• _WHAT TO PRODUCE_
Locate the word "content" in the entries below, then gather every line that holds it.

• _AVAILABLE RECORDS_
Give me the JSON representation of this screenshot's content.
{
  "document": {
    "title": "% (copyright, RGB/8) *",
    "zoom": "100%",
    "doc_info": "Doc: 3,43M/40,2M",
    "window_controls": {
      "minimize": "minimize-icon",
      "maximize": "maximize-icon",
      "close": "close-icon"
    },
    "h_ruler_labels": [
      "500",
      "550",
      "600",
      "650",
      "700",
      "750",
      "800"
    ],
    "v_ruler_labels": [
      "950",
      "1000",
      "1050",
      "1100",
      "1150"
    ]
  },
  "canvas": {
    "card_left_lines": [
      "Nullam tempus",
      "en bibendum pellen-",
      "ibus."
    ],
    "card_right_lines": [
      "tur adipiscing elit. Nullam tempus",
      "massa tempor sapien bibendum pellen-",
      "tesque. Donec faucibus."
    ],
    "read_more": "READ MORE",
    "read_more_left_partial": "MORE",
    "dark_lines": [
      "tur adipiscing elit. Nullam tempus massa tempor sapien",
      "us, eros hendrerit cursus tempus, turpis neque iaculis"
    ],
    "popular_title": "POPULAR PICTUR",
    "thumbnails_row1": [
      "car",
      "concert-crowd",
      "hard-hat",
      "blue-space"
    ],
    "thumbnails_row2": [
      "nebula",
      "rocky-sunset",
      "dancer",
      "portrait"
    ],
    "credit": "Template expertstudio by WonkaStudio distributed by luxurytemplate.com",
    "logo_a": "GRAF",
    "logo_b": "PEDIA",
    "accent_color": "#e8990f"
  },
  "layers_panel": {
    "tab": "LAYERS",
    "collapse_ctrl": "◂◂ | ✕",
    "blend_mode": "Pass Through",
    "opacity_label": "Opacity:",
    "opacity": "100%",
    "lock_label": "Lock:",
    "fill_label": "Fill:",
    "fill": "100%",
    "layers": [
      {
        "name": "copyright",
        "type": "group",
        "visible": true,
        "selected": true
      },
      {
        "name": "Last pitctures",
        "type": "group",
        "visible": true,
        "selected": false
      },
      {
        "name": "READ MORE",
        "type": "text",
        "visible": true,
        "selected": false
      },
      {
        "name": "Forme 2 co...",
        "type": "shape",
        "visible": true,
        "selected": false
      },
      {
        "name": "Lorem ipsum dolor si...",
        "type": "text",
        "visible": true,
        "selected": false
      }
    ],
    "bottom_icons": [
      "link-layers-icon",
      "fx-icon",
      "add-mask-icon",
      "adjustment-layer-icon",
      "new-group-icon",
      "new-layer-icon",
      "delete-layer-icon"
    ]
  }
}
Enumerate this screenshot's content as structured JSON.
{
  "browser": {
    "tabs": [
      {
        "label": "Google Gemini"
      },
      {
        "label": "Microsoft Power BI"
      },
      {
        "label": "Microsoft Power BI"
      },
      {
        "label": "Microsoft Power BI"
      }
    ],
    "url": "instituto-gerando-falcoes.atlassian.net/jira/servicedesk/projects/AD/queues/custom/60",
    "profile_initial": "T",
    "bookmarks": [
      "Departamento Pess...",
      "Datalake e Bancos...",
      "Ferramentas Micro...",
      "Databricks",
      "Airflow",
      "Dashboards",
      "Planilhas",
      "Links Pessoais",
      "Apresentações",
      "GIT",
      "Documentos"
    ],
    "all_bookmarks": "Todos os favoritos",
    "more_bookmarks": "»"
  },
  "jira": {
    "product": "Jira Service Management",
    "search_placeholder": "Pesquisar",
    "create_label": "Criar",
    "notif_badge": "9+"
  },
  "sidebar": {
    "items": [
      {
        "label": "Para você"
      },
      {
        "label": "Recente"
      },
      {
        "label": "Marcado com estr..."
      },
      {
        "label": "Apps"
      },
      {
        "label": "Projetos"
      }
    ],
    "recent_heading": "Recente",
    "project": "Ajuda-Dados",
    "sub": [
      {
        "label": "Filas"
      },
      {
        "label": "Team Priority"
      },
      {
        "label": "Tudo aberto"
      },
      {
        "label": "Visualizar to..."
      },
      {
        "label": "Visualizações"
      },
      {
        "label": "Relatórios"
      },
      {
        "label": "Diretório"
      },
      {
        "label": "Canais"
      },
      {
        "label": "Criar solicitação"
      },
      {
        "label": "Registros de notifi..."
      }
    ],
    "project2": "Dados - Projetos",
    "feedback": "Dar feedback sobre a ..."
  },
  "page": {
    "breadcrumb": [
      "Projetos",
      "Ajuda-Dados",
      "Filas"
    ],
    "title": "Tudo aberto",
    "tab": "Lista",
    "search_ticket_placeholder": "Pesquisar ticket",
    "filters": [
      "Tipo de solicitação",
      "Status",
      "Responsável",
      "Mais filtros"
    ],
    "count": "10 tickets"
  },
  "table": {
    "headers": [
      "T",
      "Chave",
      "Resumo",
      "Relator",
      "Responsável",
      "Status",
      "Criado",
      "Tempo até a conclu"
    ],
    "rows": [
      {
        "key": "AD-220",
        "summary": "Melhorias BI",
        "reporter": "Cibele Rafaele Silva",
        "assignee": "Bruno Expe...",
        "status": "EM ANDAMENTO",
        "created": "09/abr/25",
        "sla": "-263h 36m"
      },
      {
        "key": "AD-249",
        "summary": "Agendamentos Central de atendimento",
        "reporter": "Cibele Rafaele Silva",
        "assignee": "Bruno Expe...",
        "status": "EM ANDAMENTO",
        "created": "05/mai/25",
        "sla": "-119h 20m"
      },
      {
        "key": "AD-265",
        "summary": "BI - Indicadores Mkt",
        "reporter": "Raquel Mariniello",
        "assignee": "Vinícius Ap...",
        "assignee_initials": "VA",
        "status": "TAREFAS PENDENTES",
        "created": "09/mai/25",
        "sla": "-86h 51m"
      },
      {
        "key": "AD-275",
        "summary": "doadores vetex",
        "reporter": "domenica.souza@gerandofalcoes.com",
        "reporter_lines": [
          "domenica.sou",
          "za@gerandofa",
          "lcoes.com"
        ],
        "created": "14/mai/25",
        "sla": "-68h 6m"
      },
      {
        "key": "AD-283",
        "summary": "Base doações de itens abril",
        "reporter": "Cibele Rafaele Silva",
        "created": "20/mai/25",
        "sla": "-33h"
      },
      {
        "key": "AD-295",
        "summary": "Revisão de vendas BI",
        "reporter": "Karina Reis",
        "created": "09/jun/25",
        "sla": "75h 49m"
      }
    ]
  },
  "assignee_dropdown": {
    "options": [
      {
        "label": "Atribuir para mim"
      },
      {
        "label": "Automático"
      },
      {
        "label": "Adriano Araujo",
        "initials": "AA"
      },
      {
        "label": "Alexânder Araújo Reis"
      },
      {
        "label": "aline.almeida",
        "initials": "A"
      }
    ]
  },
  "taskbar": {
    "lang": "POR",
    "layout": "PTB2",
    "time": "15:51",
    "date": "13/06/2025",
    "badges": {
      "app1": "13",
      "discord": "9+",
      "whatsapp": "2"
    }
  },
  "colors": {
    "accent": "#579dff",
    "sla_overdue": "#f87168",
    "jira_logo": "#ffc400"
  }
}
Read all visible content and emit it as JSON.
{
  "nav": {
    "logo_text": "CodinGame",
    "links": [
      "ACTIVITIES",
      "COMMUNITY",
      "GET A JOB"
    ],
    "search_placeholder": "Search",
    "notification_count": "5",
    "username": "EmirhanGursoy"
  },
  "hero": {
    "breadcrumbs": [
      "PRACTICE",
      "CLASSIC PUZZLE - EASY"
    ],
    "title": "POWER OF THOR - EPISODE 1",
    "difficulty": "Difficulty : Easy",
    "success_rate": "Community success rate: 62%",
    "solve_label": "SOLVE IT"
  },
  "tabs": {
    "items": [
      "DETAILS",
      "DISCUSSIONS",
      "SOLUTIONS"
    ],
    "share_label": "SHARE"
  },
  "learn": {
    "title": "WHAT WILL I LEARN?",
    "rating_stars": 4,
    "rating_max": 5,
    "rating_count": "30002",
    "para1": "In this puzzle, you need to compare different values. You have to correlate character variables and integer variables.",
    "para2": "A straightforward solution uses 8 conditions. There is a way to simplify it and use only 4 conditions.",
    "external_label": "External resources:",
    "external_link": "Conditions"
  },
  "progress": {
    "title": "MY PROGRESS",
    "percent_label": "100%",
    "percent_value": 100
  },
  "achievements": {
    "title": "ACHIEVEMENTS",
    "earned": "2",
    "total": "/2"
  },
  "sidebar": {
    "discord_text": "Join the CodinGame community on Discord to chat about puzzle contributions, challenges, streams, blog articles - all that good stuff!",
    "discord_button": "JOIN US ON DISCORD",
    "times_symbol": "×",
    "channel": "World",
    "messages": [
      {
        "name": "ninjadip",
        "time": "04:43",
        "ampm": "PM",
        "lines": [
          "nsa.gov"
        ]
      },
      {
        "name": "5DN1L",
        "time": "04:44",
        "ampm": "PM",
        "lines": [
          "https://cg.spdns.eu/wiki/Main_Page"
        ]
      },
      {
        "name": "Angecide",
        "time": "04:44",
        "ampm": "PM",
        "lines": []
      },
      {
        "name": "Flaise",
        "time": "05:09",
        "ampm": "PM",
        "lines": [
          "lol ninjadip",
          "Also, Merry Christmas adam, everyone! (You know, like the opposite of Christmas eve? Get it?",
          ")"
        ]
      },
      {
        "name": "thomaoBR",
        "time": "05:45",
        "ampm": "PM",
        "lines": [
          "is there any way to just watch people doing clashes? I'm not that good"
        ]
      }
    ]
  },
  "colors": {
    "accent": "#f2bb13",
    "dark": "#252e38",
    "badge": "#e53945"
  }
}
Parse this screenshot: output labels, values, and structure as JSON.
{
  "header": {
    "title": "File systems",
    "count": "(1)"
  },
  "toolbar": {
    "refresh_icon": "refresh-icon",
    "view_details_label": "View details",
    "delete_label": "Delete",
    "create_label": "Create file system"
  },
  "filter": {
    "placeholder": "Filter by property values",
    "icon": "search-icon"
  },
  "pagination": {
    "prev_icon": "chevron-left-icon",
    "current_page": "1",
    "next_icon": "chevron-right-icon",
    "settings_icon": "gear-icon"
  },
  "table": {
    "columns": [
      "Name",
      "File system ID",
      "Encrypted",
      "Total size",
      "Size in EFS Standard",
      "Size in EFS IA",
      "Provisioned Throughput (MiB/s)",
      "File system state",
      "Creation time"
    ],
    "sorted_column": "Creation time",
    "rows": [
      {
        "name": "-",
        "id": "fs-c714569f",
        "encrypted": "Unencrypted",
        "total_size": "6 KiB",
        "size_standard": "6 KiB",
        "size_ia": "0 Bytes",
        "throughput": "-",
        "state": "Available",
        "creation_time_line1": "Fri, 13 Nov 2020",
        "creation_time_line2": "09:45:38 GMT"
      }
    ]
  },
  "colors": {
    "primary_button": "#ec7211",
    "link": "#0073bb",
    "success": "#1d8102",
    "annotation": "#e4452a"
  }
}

• _PROBLEM SOLUTION_
Give me the JSON representation of this screenshot's content.
Enumerate this screenshot's content as structured JSON.
Read all visible content and emit it as JSON.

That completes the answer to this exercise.